# Request
Find the word "Hornsgatan" in the listing; pull out each line holding it.

## START Exercise input

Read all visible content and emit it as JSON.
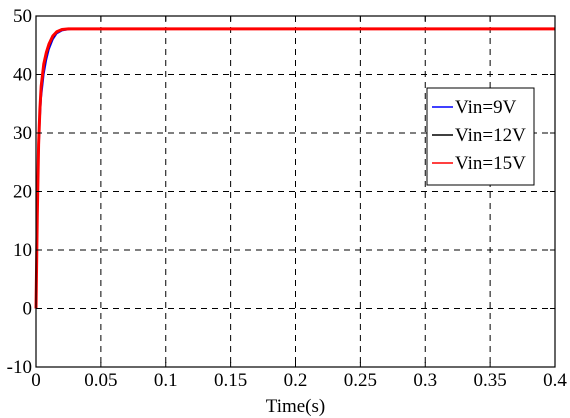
{
  "chart_data": {
    "type": "line",
    "title": "",
    "xlabel": "Time(s)",
    "ylabel": "",
    "xlim": [
      0,
      0.4
    ],
    "ylim": [
      -10,
      50
    ],
    "xticks": [
      0,
      0.05,
      0.1,
      0.15,
      0.2,
      0.25,
      0.3,
      0.35,
      0.4
    ],
    "xtick_labels": [
      "0",
      "0.05",
      "0.1",
      "0.15",
      "0.2",
      "0.25",
      "0.3",
      "0.35",
      "0.4"
    ],
    "yticks": [
      -10,
      0,
      10,
      20,
      30,
      40,
      50
    ],
    "ytick_labels": [
      "-10",
      "0",
      "10",
      "20",
      "30",
      "40",
      "50"
    ],
    "grid": true,
    "legend_position": "right",
    "series": [
      {
        "name": "Vin=9V",
        "color": "#0000ff",
        "x": [
          0,
          0.001,
          0.002,
          0.003,
          0.004,
          0.006,
          0.008,
          0.01,
          0.013,
          0.016,
          0.02,
          0.025,
          0.03,
          0.05,
          0.1,
          0.2,
          0.3,
          0.4
        ],
        "y": [
          0,
          14,
          26,
          32,
          36,
          40,
          42.5,
          44.3,
          46,
          47,
          47.5,
          47.7,
          47.8,
          47.8,
          47.8,
          47.8,
          47.8,
          47.8
        ]
      },
      {
        "name": "Vin=12V",
        "color": "#000000",
        "x": [
          0,
          0.001,
          0.002,
          0.003,
          0.004,
          0.006,
          0.008,
          0.01,
          0.013,
          0.016,
          0.02,
          0.025,
          0.03,
          0.05,
          0.1,
          0.2,
          0.3,
          0.4
        ],
        "y": [
          0,
          15,
          27,
          33,
          37,
          41,
          43.2,
          44.8,
          46.3,
          47.2,
          47.6,
          47.8,
          47.8,
          47.8,
          47.8,
          47.8,
          47.8,
          47.8
        ]
      },
      {
        "name": "Vin=15V",
        "color": "#ff0000",
        "x": [
          0,
          0.001,
          0.002,
          0.003,
          0.004,
          0.006,
          0.008,
          0.01,
          0.013,
          0.016,
          0.02,
          0.025,
          0.03,
          0.05,
          0.1,
          0.2,
          0.3,
          0.4
        ],
        "y": [
          0,
          16,
          28,
          34,
          38,
          41.8,
          43.8,
          45.2,
          46.6,
          47.3,
          47.7,
          47.8,
          47.8,
          47.8,
          47.8,
          47.8,
          47.8,
          47.8
        ]
      }
    ]
  }
}
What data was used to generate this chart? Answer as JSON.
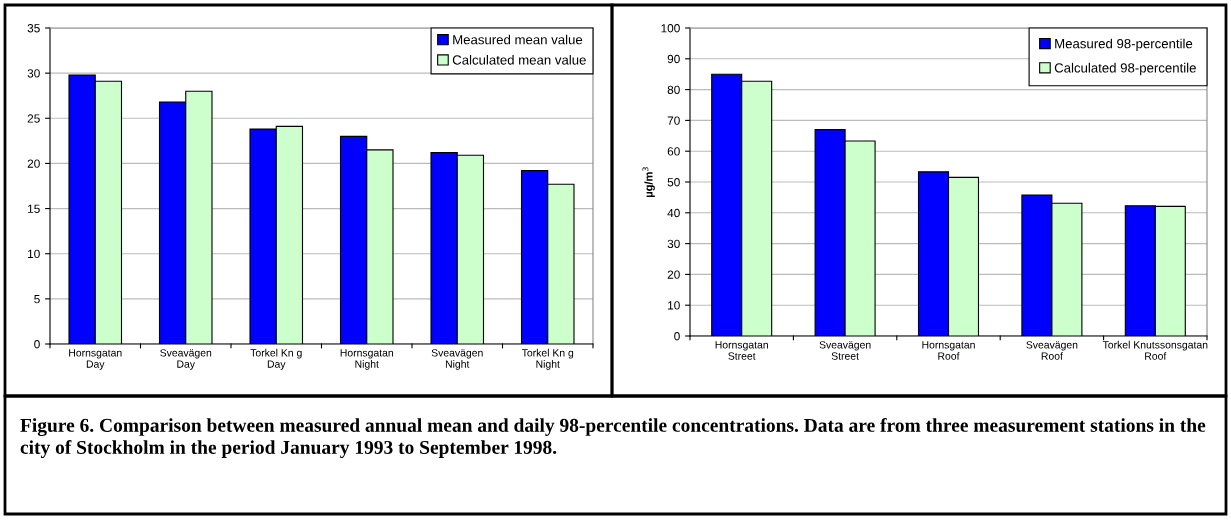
{
  "chart_data": [
    {
      "type": "bar",
      "categories": [
        "Hornsgatan\nDay",
        "Sveavägen\nDay",
        "Torkel Kn g\nDay",
        "Hornsgatan\nNight",
        "Sveavägen\nNight",
        "Torkel Kn g\nNight"
      ],
      "series": [
        {
          "name": "Measured mean value",
          "color": "#0000ff",
          "values": [
            29.8,
            26.8,
            23.8,
            23.0,
            21.2,
            19.2
          ]
        },
        {
          "name": "Calculated mean value",
          "color": "#ccffcc",
          "values": [
            29.1,
            28.0,
            24.1,
            21.5,
            20.9,
            17.7
          ]
        }
      ],
      "ylim": [
        0,
        35
      ],
      "yticks": [
        0,
        5,
        10,
        15,
        20,
        25,
        30,
        35
      ],
      "grid": "y",
      "legend": "top right",
      "annotations": [
        "Figure 6. Comparison between measured annual mean and daily 98-percentile concentrations. Data are from three measurement stations in the city of Stockholm in the period January 1993 to September 1998."
      ]
    },
    {
      "type": "bar",
      "categories": [
        "Hornsgatan\nStreet",
        "Sveavägen\nStreet",
        "Hornsgatan\nRoof",
        "Sveavägen\nRoof",
        "Torkel Knutssonsgatan\nRoof"
      ],
      "ylabel": "µg/m$^{3}$",
      "series": [
        {
          "name": "Measured 98-percentile",
          "color": "#0000ff",
          "values": [
            85,
            67,
            53.3,
            45.8,
            42.3
          ]
        },
        {
          "name": "Calculated 98-percentile",
          "color": "#ccffcc",
          "values": [
            82.7,
            63.3,
            51.5,
            43.1,
            42.1
          ]
        }
      ],
      "ylim": [
        0,
        100
      ],
      "yticks": [
        0,
        10,
        20,
        30,
        40,
        50,
        60,
        70,
        80,
        90,
        100
      ],
      "grid": "y",
      "legend": "top right"
    }
  ]
}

## END Exercise input

# Answer to this exercise
        "Hornsgatan\nDay",
        "Hornsgatan\nNight",
        "Hornsgatan\nStreet",
        "Hornsgatan\nRoof",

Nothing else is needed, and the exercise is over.